:: What is asked ::
Print the entries verbatim, leaving out the images they contain.

####################

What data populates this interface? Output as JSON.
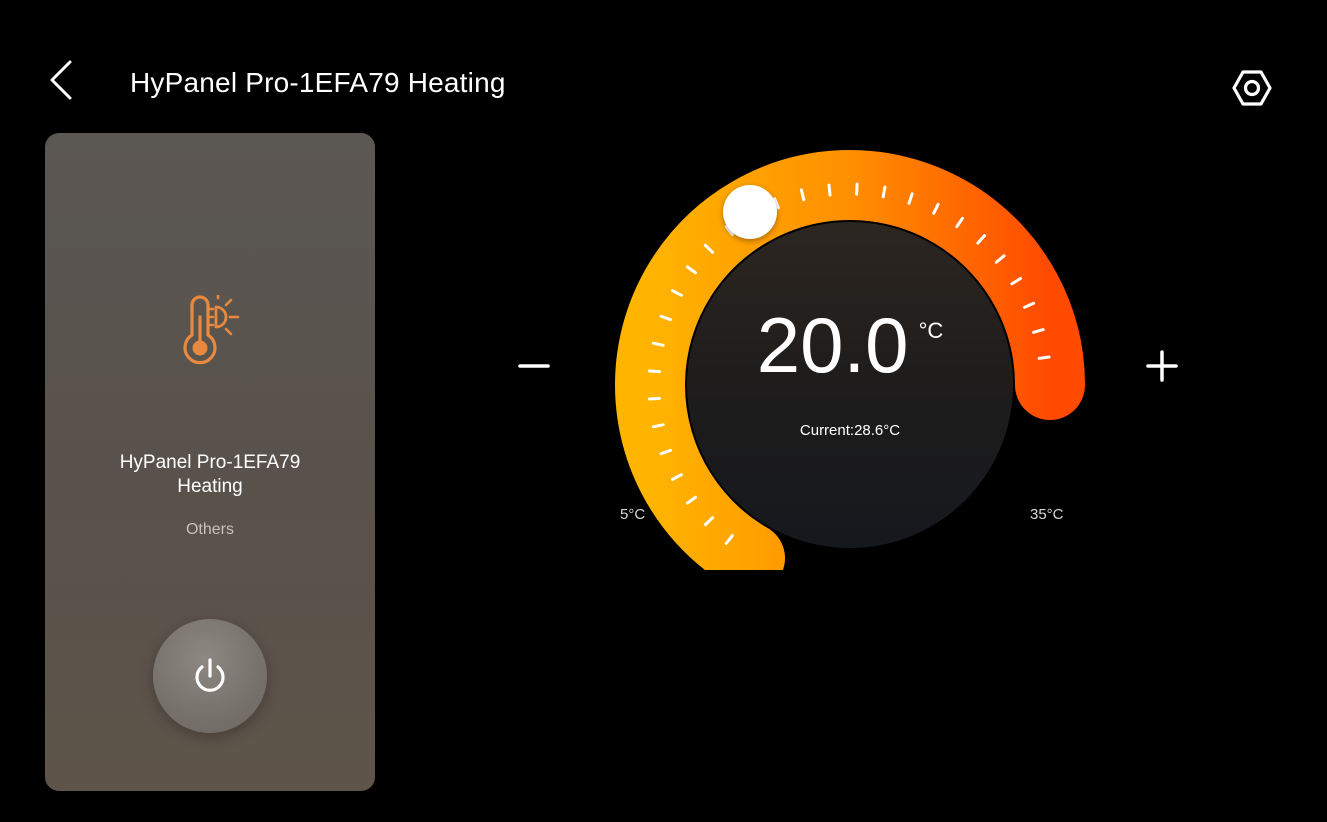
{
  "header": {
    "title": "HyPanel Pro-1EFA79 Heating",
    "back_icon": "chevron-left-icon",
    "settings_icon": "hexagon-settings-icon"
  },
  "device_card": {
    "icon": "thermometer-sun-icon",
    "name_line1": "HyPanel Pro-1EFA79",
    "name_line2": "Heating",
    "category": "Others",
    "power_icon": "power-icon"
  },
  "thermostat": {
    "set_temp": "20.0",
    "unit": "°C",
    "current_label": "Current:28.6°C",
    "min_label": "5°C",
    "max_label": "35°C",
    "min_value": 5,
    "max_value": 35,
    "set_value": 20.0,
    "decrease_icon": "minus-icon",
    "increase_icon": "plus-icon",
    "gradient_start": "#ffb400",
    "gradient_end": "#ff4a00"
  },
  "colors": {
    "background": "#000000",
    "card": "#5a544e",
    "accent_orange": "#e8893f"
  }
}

####################

:: Response below ::
What data populates this interface? Output as JSON.
{
  "header": {
    "title": "HyPanel Pro-1EFA79 Heating",
    "back_icon": "chevron-left-icon",
    "settings_icon": "hexagon-settings-icon"
  },
  "device_card": {
    "icon": "thermometer-sun-icon",
    "name_line1": "HyPanel Pro-1EFA79",
    "name_line2": "Heating",
    "category": "Others",
    "power_icon": "power-icon"
  },
  "thermostat": {
    "set_temp": "20.0",
    "unit": "°C",
    "current_label": "Current:28.6°C",
    "min_label": "5°C",
    "max_label": "35°C",
    "min_value": 5,
    "max_value": 35,
    "set_value": 20.0,
    "decrease_icon": "minus-icon",
    "increase_icon": "plus-icon",
    "gradient_start": "#ffb400",
    "gradient_end": "#ff4a00"
  },
  "colors": {
    "background": "#000000",
    "card": "#5a544e",
    "accent_orange": "#e8893f"
  }
}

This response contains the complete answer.